Figure record listings:
BEGIN
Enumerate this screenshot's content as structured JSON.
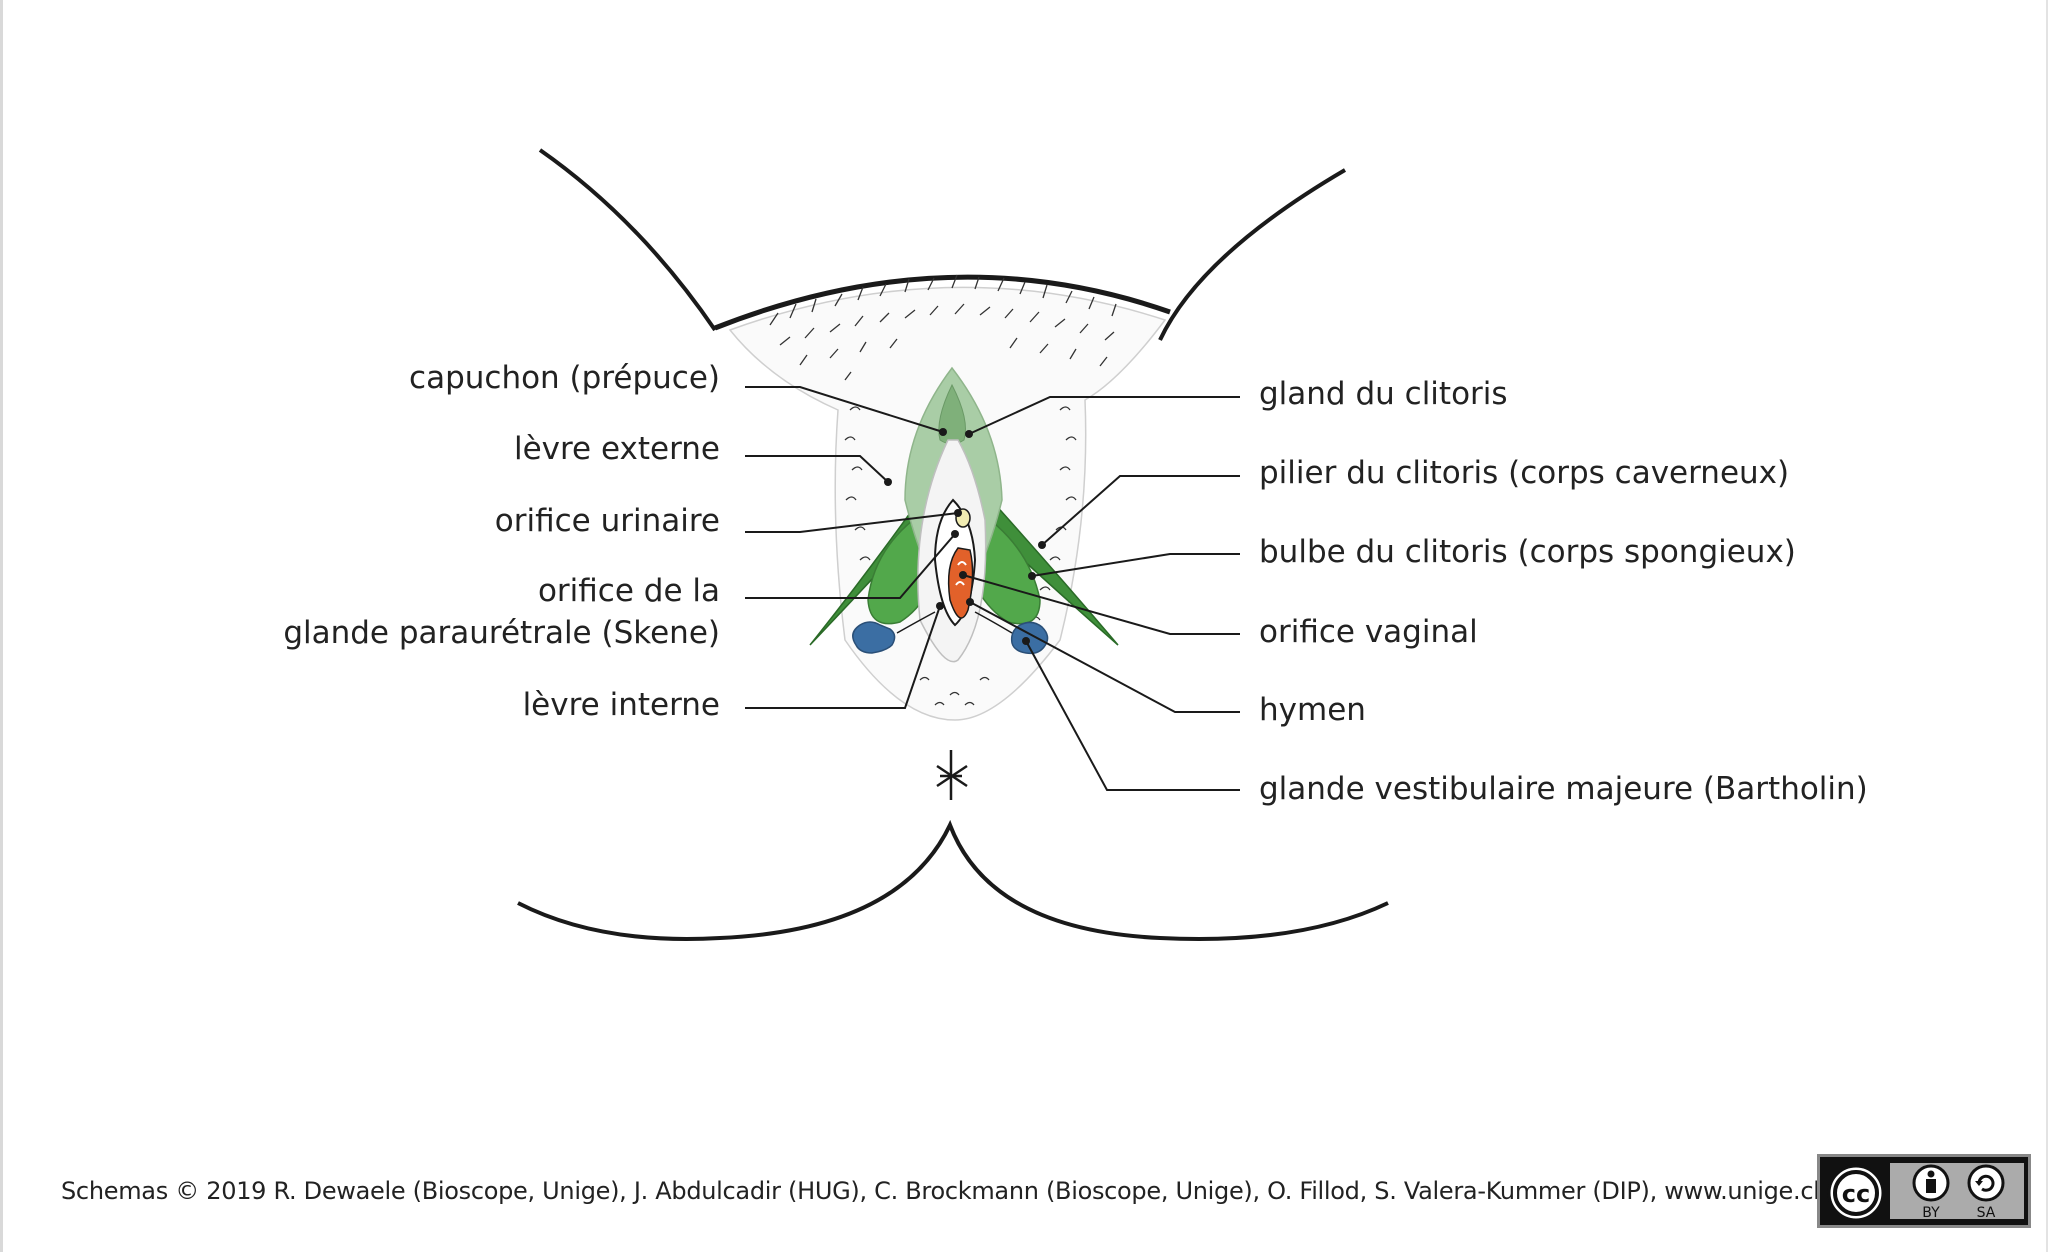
{
  "labels": {
    "hood": "capuchon (prépuce)",
    "outer_lip": "lèvre externe",
    "urinary_orifice": "orifice urinaire",
    "skene_line1": "orifice de la",
    "skene_line2": "glande paraurétrale (Skene)",
    "inner_lip": "lèvre interne",
    "glans": "gland du clitoris",
    "crus": "pilier du clitoris (corps caverneux)",
    "bulb": "bulbe du clitoris (corps spongieux)",
    "vaginal_orifice": "orifice vaginal",
    "hymen": "hymen",
    "bartholin": "glande vestibulaire majeure (Bartholin)"
  },
  "credits": "Schemas © 2019 R. Dewaele (Bioscope, Unige), J. Abdulcadir (HUG), C. Brockmann (Bioscope, Unige), O. Fillod, S. Valera-Kummer (DIP), www.unige.ch/ssi",
  "license_badge": {
    "symbols": [
      "cc-icon",
      "by-icon",
      "sa-icon"
    ],
    "by_text": "BY",
    "sa_text": "SA"
  },
  "colors": {
    "dark_green": "#3f8f3a",
    "mid_green": "#52a84b",
    "light_green": "#a9cda6",
    "blue": "#3b6ea3",
    "orange": "#e2612a",
    "yellow": "#f1ecb2",
    "line": "#1a1a1a"
  }
}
END
• **WRITTEN TASK**
Leave out the pictures and give the listing above again exactly.

• **EXPECTED OUTPUT**
Enumerate this screenshot's content as structured JSON.
{
  "labels": {
    "hood": "capuchon (prépuce)",
    "outer_lip": "lèvre externe",
    "urinary_orifice": "orifice urinaire",
    "skene_line1": "orifice de la",
    "skene_line2": "glande paraurétrale (Skene)",
    "inner_lip": "lèvre interne",
    "glans": "gland du clitoris",
    "crus": "pilier du clitoris (corps caverneux)",
    "bulb": "bulbe du clitoris (corps spongieux)",
    "vaginal_orifice": "orifice vaginal",
    "hymen": "hymen",
    "bartholin": "glande vestibulaire majeure (Bartholin)"
  },
  "credits": "Schemas © 2019 R. Dewaele (Bioscope, Unige), J. Abdulcadir (HUG), C. Brockmann (Bioscope, Unige), O. Fillod, S. Valera-Kummer (DIP), www.unige.ch/ssi",
  "license_badge": {
    "symbols": [
      "cc-icon",
      "by-icon",
      "sa-icon"
    ],
    "by_text": "BY",
    "sa_text": "SA"
  },
  "colors": {
    "dark_green": "#3f8f3a",
    "mid_green": "#52a84b",
    "light_green": "#a9cda6",
    "blue": "#3b6ea3",
    "orange": "#e2612a",
    "yellow": "#f1ecb2",
    "line": "#1a1a1a"
  }
}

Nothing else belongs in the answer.